Collected data entries:
________
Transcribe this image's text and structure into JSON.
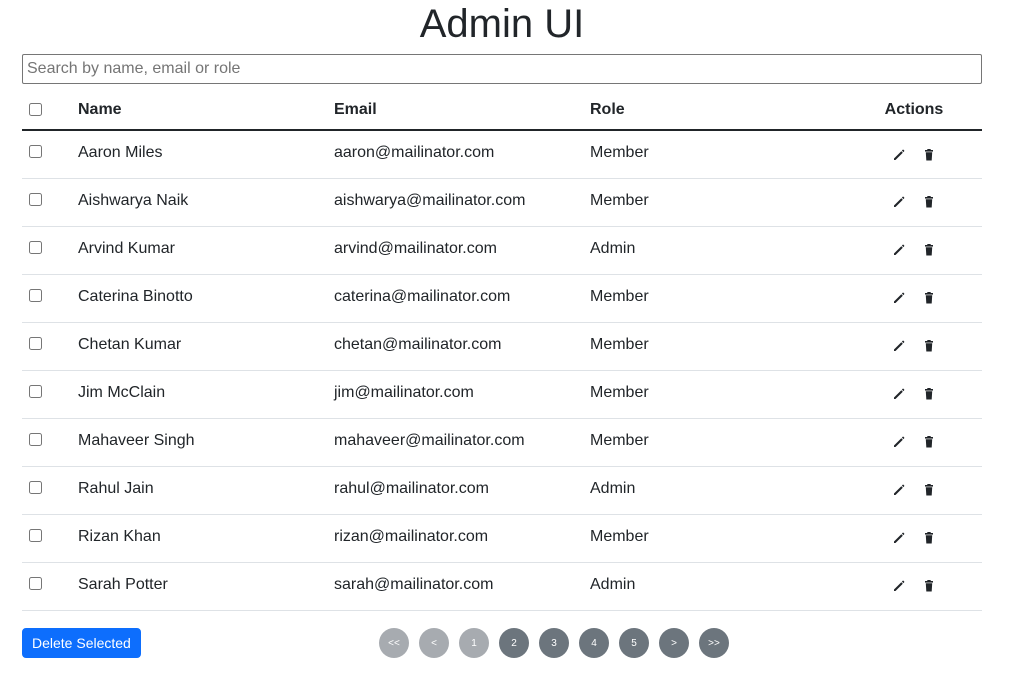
{
  "page": {
    "title": "Admin UI"
  },
  "search": {
    "placeholder": "Search by name, email or role",
    "value": ""
  },
  "table": {
    "headers": {
      "name": "Name",
      "email": "Email",
      "role": "Role",
      "actions": "Actions"
    },
    "rows": [
      {
        "name": "Aaron Miles",
        "email": "aaron@mailinator.com",
        "role": "Member"
      },
      {
        "name": "Aishwarya Naik",
        "email": "aishwarya@mailinator.com",
        "role": "Member"
      },
      {
        "name": "Arvind Kumar",
        "email": "arvind@mailinator.com",
        "role": "Admin"
      },
      {
        "name": "Caterina Binotto",
        "email": "caterina@mailinator.com",
        "role": "Member"
      },
      {
        "name": "Chetan Kumar",
        "email": "chetan@mailinator.com",
        "role": "Member"
      },
      {
        "name": "Jim McClain",
        "email": "jim@mailinator.com",
        "role": "Member"
      },
      {
        "name": "Mahaveer Singh",
        "email": "mahaveer@mailinator.com",
        "role": "Member"
      },
      {
        "name": "Rahul Jain",
        "email": "rahul@mailinator.com",
        "role": "Admin"
      },
      {
        "name": "Rizan Khan",
        "email": "rizan@mailinator.com",
        "role": "Member"
      },
      {
        "name": "Sarah Potter",
        "email": "sarah@mailinator.com",
        "role": "Admin"
      }
    ],
    "row_action_icons": [
      "pencil-icon",
      "trash-icon"
    ]
  },
  "footer": {
    "delete_selected_label": "Delete Selected"
  },
  "pagination": {
    "first_label": "<<",
    "prev_label": "<",
    "pages": [
      "1",
      "2",
      "3",
      "4",
      "5"
    ],
    "current_page": "1",
    "next_label": ">",
    "last_label": ">>"
  },
  "colors": {
    "primary": "#0d6efd",
    "pager": "#6c757d",
    "pager_disabled": "#a7abb0"
  }
}
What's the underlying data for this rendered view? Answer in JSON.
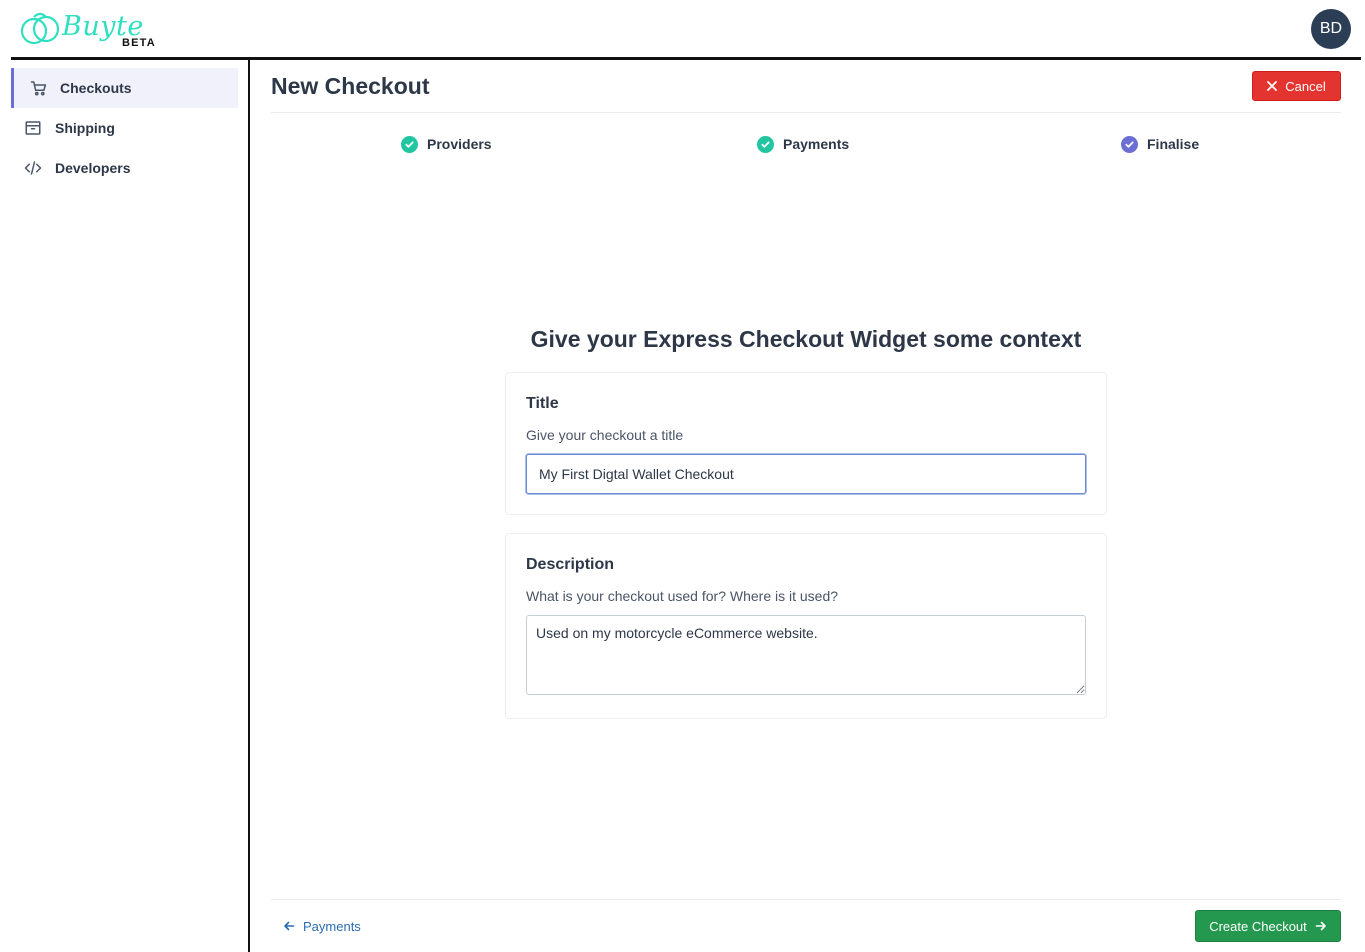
{
  "brand": {
    "name": "Buyte",
    "badge": "BETA",
    "accent": "#2ee0c0"
  },
  "user": {
    "initials": "BD"
  },
  "sidebar": {
    "items": [
      {
        "label": "Checkouts",
        "icon": "cart-icon",
        "active": true
      },
      {
        "label": "Shipping",
        "icon": "box-icon",
        "active": false
      },
      {
        "label": "Developers",
        "icon": "code-icon",
        "active": false
      }
    ]
  },
  "header": {
    "title": "New Checkout",
    "cancel_label": "Cancel"
  },
  "steps": [
    {
      "label": "Providers",
      "status": "complete",
      "color": "#21c6a0"
    },
    {
      "label": "Payments",
      "status": "complete",
      "color": "#21c6a0"
    },
    {
      "label": "Finalise",
      "status": "current",
      "color": "#6b6fd4"
    }
  ],
  "form": {
    "heading": "Give your Express Checkout Widget some context",
    "title": {
      "label": "Title",
      "help": "Give your checkout a title",
      "value": "My First Digtal Wallet Checkout"
    },
    "description": {
      "label": "Description",
      "help": "What is your checkout used for? Where is it used?",
      "value": "Used on my motorcycle eCommerce website."
    }
  },
  "footer": {
    "back_label": "Payments",
    "next_label": "Create Checkout"
  },
  "colors": {
    "cancel": "#e3342f",
    "create": "#24984e",
    "link": "#2b6cb0",
    "active_nav": "#6b6fd4"
  }
}
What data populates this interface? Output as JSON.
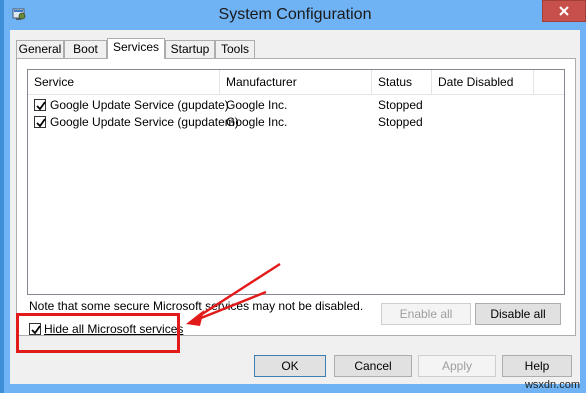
{
  "window": {
    "title": "System Configuration"
  },
  "tabs": [
    {
      "label": "General"
    },
    {
      "label": "Boot"
    },
    {
      "label": "Services",
      "active": true
    },
    {
      "label": "Startup"
    },
    {
      "label": "Tools"
    }
  ],
  "services": {
    "columns": [
      "Service",
      "Manufacturer",
      "Status",
      "Date Disabled"
    ],
    "rows": [
      {
        "checked": true,
        "service": "Google Update Service (gupdate)",
        "manufacturer": "Google Inc.",
        "status": "Stopped",
        "date_disabled": ""
      },
      {
        "checked": true,
        "service": "Google Update Service (gupdatem)",
        "manufacturer": "Google Inc.",
        "status": "Stopped",
        "date_disabled": ""
      }
    ],
    "note": "Note that some secure Microsoft services may not be disabled.",
    "enable_all_label": "Enable all",
    "disable_all_label": "Disable all",
    "hide_ms_label": "Hide all Microsoft services",
    "hide_ms_checked": true
  },
  "buttons": {
    "ok": "OK",
    "cancel": "Cancel",
    "apply": "Apply",
    "help": "Help"
  },
  "annotation": {
    "highlight_color": "#e31a1a"
  },
  "watermark": "wsxdn.com",
  "icons": {
    "app": "msconfig-icon",
    "close": "close-icon",
    "checkmark": "checkmark-icon"
  }
}
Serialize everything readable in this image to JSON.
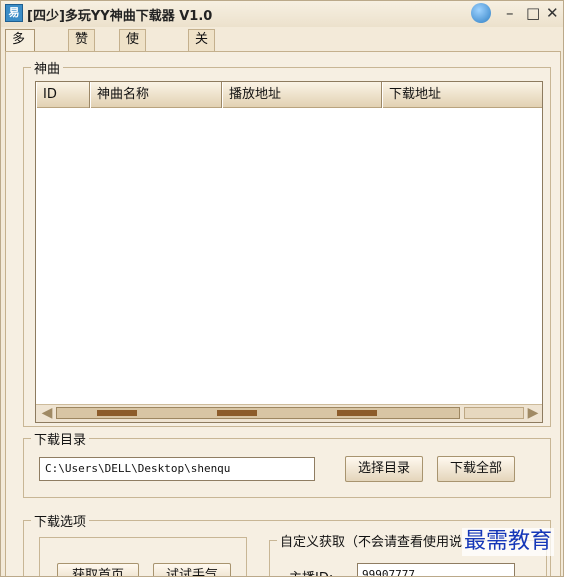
{
  "window": {
    "icon_glyph": "易",
    "title": "[四少]多玩YY神曲下载器 V1.0",
    "controls": {
      "minimize": "–",
      "maximize": "□",
      "close": "✕"
    }
  },
  "tabs": [
    {
      "label": "多玩YY",
      "active": true
    },
    {
      "label": "赞助",
      "active": false
    },
    {
      "label": "使用说明",
      "active": false
    },
    {
      "label": "关于",
      "active": false
    }
  ],
  "songs_group": {
    "legend": "神曲",
    "columns": [
      "ID",
      "神曲名称",
      "播放地址",
      "下载地址"
    ],
    "rows": []
  },
  "download_dir_group": {
    "legend": "下载目录",
    "path": "C:\\Users\\DELL\\Desktop\\shenqu",
    "choose_dir_label": "选择目录",
    "download_all_label": "下载全部"
  },
  "options_group": {
    "legend": "下载选项",
    "fetch_home_label": "获取首页",
    "try_luck_label": "试试手气",
    "custom_legend": "自定义获取（不会请查看使用说",
    "anchor_id_label": "主播ID:",
    "anchor_id_value": "99907777"
  },
  "watermark": "最需教育"
}
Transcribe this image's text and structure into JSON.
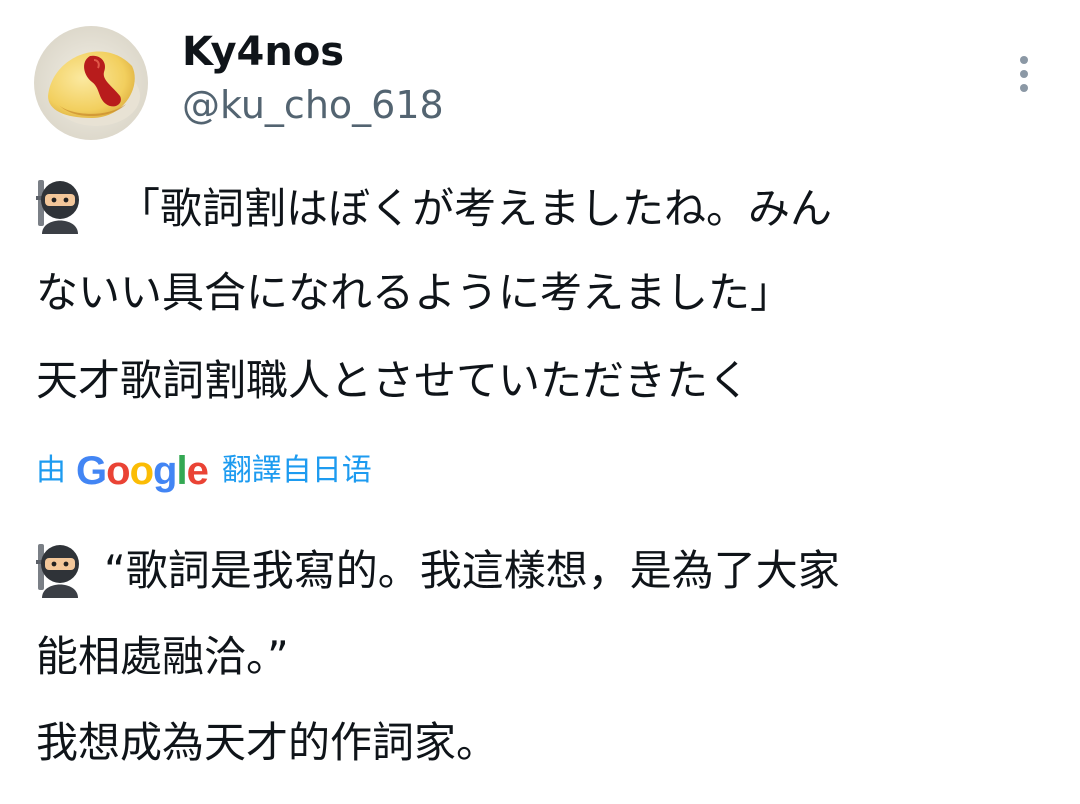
{
  "author": {
    "display_name": "Ky4nos",
    "handle": "@ku_cho_618",
    "avatar_icon": "omurice-avatar"
  },
  "menu": {
    "icon": "more-vertical-icon"
  },
  "original": {
    "emoji": "ninja-emoji",
    "lines": [
      "「歌詞割はぼくが考えましたね。みん",
      "ないい具合になれるように考えました」",
      "天才歌詞割職人とさせていただきたく"
    ]
  },
  "translation": {
    "by_label": "由",
    "provider_letters": [
      "G",
      "o",
      "o",
      "g",
      "l",
      "e"
    ],
    "from_label": "翻譯自日语",
    "emoji": "ninja-emoji",
    "lines": [
      "“歌詞是我寫的。我這樣想，是為了大家",
      "能相處融洽。”",
      "我想成為天才的作詞家。"
    ]
  },
  "colors": {
    "link": "#1d9bf0",
    "text": "#0f1419",
    "secondary": "#536471"
  }
}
________
### SET EXERCISE
Reproduce the entries above exactly. Do not include the images.

### REPLY TO THE EXERCISE
Transcribe this image's text and structure into JSON.
{
  "page": {
    "title": "Admin UI"
  },
  "search": {
    "placeholder": "Search by name, email or role",
    "value": ""
  },
  "table": {
    "headers": {
      "name": "Name",
      "email": "Email",
      "role": "Role",
      "actions": "Actions"
    },
    "rows": [
      {
        "name": "Aaron Miles",
        "email": "aaron@mailinator.com",
        "role": "Member"
      },
      {
        "name": "Aishwarya Naik",
        "email": "aishwarya@mailinator.com",
        "role": "Member"
      },
      {
        "name": "Arvind Kumar",
        "email": "arvind@mailinator.com",
        "role": "Admin"
      },
      {
        "name": "Caterina Binotto",
        "email": "caterina@mailinator.com",
        "role": "Member"
      },
      {
        "name": "Chetan Kumar",
        "email": "chetan@mailinator.com",
        "role": "Member"
      },
      {
        "name": "Jim McClain",
        "email": "jim@mailinator.com",
        "role": "Member"
      },
      {
        "name": "Mahaveer Singh",
        "email": "mahaveer@mailinator.com",
        "role": "Member"
      },
      {
        "name": "Rahul Jain",
        "email": "rahul@mailinator.com",
        "role": "Admin"
      },
      {
        "name": "Rizan Khan",
        "email": "rizan@mailinator.com",
        "role": "Member"
      },
      {
        "name": "Sarah Potter",
        "email": "sarah@mailinator.com",
        "role": "Admin"
      }
    ],
    "row_action_icons": [
      "pencil-icon",
      "trash-icon"
    ]
  },
  "footer": {
    "delete_selected_label": "Delete Selected"
  },
  "pagination": {
    "first_label": "<<",
    "prev_label": "<",
    "pages": [
      "1",
      "2",
      "3",
      "4",
      "5"
    ],
    "current_page": "1",
    "next_label": ">",
    "last_label": ">>"
  },
  "colors": {
    "primary": "#0d6efd",
    "pager": "#6c757d",
    "pager_disabled": "#a7abb0"
  }
}
What's the underlying data for this rendered view? Answer in JSON.
{
  "brand": {
    "name": "Buyte",
    "badge": "BETA",
    "accent": "#2ee0c0"
  },
  "user": {
    "initials": "BD"
  },
  "sidebar": {
    "items": [
      {
        "label": "Checkouts",
        "icon": "cart-icon",
        "active": true
      },
      {
        "label": "Shipping",
        "icon": "box-icon",
        "active": false
      },
      {
        "label": "Developers",
        "icon": "code-icon",
        "active": false
      }
    ]
  },
  "header": {
    "title": "New Checkout",
    "cancel_label": "Cancel"
  },
  "steps": [
    {
      "label": "Providers",
      "status": "complete",
      "color": "#21c6a0"
    },
    {
      "label": "Payments",
      "status": "complete",
      "color": "#21c6a0"
    },
    {
      "label": "Finalise",
      "status": "current",
      "color": "#6b6fd4"
    }
  ],
  "form": {
    "heading": "Give your Express Checkout Widget some context",
    "title": {
      "label": "Title",
      "help": "Give your checkout a title",
      "value": "My First Digtal Wallet Checkout"
    },
    "description": {
      "label": "Description",
      "help": "What is your checkout used for? Where is it used?",
      "value": "Used on my motorcycle eCommerce website."
    }
  },
  "footer": {
    "back_label": "Payments",
    "next_label": "Create Checkout"
  },
  "colors": {
    "cancel": "#e3342f",
    "create": "#24984e",
    "link": "#2b6cb0",
    "active_nav": "#6b6fd4"
  }
}
What data populates this interface? Output as JSON.
{
  "window": {
    "title": "System Configuration"
  },
  "tabs": [
    {
      "label": "General"
    },
    {
      "label": "Boot"
    },
    {
      "label": "Services",
      "active": true
    },
    {
      "label": "Startup"
    },
    {
      "label": "Tools"
    }
  ],
  "services": {
    "columns": [
      "Service",
      "Manufacturer",
      "Status",
      "Date Disabled"
    ],
    "rows": [
      {
        "checked": true,
        "service": "Google Update Service (gupdate)",
        "manufacturer": "Google Inc.",
        "status": "Stopped",
        "date_disabled": ""
      },
      {
        "checked": true,
        "service": "Google Update Service (gupdatem)",
        "manufacturer": "Google Inc.",
        "status": "Stopped",
        "date_disabled": ""
      }
    ],
    "note": "Note that some secure Microsoft services may not be disabled.",
    "enable_all_label": "Enable all",
    "disable_all_label": "Disable all",
    "hide_ms_label": "Hide all Microsoft services",
    "hide_ms_checked": true
  },
  "buttons": {
    "ok": "OK",
    "cancel": "Cancel",
    "apply": "Apply",
    "help": "Help"
  },
  "annotation": {
    "highlight_color": "#e31a1a"
  },
  "watermark": "wsxdn.com",
  "icons": {
    "app": "msconfig-icon",
    "close": "close-icon",
    "checkmark": "checkmark-icon"
  }
}
Serialize everything readable in this image to JSON.
{
  "window": {
    "icon_glyph": "易",
    "title": "[四少]多玩YY神曲下载器 V1.0",
    "controls": {
      "minimize": "–",
      "maximize": "□",
      "close": "✕"
    }
  },
  "tabs": [
    {
      "label": "多玩YY",
      "active": true
    },
    {
      "label": "赞助",
      "active": false
    },
    {
      "label": "使用说明",
      "active": false
    },
    {
      "label": "关于",
      "active": false
    }
  ],
  "songs_group": {
    "legend": "神曲",
    "columns": [
      "ID",
      "神曲名称",
      "播放地址",
      "下载地址"
    ],
    "rows": []
  },
  "download_dir_group": {
    "legend": "下载目录",
    "path": "C:\\Users\\DELL\\Desktop\\shenqu",
    "choose_dir_label": "选择目录",
    "download_all_label": "下载全部"
  },
  "options_group": {
    "legend": "下载选项",
    "fetch_home_label": "获取首页",
    "try_luck_label": "试试手气",
    "custom_legend": "自定义获取（不会请查看使用说",
    "anchor_id_label": "主播ID:",
    "anchor_id_value": "99907777"
  },
  "watermark": "最需教育"
}
Transcribe this image's text and structure into JSON.
{
  "author": {
    "display_name": "Ky4nos",
    "handle": "@ku_cho_618",
    "avatar_icon": "omurice-avatar"
  },
  "menu": {
    "icon": "more-vertical-icon"
  },
  "original": {
    "emoji": "ninja-emoji",
    "lines": [
      "「歌詞割はぼくが考えましたね。みん",
      "ないい具合になれるように考えました」",
      "天才歌詞割職人とさせていただきたく"
    ]
  },
  "translation": {
    "by_label": "由",
    "provider_letters": [
      "G",
      "o",
      "o",
      "g",
      "l",
      "e"
    ],
    "from_label": "翻譯自日语",
    "emoji": "ninja-emoji",
    "lines": [
      "“歌詞是我寫的。我這樣想，是為了大家",
      "能相處融洽。”",
      "我想成為天才的作詞家。"
    ]
  },
  "colors": {
    "link": "#1d9bf0",
    "text": "#0f1419",
    "secondary": "#536471"
  }
}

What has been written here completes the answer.